• _EXERCISE TASK_:
Copy out each line that mentions the word "JSON".

+--

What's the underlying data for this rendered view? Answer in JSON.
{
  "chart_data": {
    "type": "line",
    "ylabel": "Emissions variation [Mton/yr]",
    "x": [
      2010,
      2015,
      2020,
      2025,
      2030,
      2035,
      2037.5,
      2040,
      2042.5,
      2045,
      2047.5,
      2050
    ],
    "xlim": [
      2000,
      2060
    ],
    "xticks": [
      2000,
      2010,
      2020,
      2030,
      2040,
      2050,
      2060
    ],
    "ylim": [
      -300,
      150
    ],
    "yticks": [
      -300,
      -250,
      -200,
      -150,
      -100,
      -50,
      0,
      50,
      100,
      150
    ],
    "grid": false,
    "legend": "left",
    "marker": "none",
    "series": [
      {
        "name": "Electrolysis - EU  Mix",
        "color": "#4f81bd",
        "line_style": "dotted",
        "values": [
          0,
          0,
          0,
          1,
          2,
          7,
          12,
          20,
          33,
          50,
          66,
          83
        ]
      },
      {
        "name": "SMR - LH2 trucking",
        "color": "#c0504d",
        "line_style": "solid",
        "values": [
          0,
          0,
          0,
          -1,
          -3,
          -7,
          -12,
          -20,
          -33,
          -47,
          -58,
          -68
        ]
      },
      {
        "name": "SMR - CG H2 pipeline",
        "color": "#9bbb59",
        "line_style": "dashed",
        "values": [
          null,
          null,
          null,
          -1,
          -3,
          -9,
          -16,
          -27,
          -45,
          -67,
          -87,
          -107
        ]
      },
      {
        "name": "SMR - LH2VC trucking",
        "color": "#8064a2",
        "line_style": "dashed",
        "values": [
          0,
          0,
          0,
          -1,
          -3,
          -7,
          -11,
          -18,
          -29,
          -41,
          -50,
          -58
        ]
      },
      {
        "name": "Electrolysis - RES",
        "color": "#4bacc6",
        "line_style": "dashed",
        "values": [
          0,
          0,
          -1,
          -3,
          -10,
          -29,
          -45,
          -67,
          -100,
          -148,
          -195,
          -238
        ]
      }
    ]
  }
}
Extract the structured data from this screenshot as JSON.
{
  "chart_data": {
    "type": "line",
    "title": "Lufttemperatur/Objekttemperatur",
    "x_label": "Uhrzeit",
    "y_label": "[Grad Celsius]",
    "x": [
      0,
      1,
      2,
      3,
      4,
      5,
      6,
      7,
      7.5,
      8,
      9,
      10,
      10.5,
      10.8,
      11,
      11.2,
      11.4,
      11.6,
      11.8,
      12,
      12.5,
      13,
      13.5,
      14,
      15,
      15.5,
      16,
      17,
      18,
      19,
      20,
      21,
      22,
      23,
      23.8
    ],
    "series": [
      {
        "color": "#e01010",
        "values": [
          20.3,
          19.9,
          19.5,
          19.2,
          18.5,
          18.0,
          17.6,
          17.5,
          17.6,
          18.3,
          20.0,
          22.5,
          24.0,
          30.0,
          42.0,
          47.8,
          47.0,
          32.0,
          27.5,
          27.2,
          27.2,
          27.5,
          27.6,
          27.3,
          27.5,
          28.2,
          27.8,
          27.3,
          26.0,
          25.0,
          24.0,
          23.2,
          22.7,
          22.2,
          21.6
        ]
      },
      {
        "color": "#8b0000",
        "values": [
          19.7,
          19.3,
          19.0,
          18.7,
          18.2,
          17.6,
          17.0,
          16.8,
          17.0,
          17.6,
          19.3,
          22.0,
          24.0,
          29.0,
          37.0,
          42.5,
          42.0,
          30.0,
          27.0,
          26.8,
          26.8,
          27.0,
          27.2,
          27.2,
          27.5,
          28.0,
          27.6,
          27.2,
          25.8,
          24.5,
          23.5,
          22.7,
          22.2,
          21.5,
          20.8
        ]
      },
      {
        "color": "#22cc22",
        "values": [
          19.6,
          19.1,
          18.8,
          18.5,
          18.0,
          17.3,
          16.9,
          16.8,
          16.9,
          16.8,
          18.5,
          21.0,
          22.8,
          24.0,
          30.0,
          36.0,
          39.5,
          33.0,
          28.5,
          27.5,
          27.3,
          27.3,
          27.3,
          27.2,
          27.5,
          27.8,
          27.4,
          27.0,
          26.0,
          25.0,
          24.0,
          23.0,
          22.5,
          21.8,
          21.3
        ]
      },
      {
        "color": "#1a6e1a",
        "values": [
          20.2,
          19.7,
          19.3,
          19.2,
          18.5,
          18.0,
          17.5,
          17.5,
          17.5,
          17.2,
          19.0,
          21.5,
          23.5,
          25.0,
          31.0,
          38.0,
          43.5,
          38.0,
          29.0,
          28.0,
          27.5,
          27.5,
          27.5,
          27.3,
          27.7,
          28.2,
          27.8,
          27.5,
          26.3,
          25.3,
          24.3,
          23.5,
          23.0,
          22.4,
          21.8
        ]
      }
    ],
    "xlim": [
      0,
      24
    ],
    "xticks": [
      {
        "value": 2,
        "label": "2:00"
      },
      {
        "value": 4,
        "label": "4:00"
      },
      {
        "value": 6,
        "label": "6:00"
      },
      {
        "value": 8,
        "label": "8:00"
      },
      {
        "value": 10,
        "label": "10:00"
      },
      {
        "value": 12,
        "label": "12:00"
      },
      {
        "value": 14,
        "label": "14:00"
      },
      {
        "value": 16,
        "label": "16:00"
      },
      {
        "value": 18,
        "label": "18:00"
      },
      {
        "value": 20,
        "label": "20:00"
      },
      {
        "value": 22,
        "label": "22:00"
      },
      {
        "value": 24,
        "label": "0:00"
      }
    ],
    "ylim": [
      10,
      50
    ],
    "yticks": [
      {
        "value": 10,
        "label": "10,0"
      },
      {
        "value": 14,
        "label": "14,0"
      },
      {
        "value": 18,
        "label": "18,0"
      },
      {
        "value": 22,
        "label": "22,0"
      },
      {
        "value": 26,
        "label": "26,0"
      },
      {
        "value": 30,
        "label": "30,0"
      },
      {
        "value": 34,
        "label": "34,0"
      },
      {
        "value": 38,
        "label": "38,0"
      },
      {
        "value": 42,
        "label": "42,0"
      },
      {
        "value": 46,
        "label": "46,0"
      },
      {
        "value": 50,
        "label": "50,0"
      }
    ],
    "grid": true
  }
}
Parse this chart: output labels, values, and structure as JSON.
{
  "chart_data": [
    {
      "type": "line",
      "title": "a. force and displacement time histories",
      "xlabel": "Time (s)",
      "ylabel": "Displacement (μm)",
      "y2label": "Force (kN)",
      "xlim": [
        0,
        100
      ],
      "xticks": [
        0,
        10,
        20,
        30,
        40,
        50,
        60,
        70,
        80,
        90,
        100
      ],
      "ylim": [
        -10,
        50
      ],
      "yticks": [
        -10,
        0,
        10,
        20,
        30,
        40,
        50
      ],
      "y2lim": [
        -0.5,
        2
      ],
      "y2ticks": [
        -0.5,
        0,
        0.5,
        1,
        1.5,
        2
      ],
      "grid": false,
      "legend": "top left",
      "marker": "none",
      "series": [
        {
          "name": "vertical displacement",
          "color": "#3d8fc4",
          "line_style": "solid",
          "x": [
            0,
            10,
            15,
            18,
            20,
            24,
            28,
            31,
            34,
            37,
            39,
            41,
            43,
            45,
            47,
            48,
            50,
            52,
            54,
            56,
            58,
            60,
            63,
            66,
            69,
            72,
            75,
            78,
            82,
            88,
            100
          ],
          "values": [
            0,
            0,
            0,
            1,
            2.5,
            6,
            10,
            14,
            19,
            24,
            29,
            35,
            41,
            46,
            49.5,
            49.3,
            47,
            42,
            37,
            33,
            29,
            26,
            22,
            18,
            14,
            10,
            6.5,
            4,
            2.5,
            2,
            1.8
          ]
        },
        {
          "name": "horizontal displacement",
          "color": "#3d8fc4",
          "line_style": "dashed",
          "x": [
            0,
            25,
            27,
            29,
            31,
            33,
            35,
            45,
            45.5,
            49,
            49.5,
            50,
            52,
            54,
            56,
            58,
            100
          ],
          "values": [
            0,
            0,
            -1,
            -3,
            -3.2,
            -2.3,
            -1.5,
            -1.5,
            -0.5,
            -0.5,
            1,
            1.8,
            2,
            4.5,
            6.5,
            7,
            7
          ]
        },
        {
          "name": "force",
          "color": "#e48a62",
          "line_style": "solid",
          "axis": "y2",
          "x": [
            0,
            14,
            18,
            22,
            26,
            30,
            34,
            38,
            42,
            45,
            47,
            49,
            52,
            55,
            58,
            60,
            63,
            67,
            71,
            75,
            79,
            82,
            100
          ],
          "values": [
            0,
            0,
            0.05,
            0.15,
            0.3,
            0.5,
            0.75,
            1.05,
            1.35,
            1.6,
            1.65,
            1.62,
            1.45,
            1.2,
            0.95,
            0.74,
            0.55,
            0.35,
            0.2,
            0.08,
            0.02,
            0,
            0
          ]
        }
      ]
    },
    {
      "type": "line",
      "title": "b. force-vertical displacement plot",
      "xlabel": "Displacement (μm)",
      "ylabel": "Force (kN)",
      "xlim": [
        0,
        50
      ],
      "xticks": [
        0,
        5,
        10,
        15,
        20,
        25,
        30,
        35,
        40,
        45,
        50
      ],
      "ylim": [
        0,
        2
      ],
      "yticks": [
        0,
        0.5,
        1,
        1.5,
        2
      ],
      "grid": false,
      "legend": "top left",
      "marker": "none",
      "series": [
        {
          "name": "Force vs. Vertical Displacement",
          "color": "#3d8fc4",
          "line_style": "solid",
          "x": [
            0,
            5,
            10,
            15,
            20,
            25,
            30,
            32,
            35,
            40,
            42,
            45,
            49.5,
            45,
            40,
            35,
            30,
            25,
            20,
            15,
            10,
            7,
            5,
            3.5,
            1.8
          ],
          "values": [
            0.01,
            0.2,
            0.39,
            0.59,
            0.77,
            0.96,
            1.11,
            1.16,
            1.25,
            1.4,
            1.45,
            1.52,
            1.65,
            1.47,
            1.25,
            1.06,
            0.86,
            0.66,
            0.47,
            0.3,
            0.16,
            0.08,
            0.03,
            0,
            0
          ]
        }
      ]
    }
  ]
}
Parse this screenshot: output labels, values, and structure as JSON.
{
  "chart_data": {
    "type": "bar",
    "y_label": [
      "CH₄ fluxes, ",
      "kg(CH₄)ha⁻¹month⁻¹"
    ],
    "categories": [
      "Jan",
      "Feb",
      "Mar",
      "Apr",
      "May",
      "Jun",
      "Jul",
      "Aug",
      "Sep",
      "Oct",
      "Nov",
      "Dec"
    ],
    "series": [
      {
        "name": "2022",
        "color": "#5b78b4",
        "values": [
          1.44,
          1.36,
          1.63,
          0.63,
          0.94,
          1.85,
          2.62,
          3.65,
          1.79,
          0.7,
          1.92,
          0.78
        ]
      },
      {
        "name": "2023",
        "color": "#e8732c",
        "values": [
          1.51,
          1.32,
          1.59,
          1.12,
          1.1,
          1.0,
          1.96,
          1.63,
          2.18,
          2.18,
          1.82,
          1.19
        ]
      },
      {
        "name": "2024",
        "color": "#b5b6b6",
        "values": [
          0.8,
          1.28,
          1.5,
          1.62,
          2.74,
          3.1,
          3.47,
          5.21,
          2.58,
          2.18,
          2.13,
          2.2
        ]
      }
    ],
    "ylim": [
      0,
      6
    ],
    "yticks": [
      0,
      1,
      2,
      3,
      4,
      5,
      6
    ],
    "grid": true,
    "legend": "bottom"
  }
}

+--

• _THE REPLY_:
What's the underlying data for this rendered view? Answer in JSON.
Extract the structured data from this screenshot as JSON.
Parse this chart: output labels, values, and structure as JSON.
Parse this screenshot: output labels, values, and structure as JSON.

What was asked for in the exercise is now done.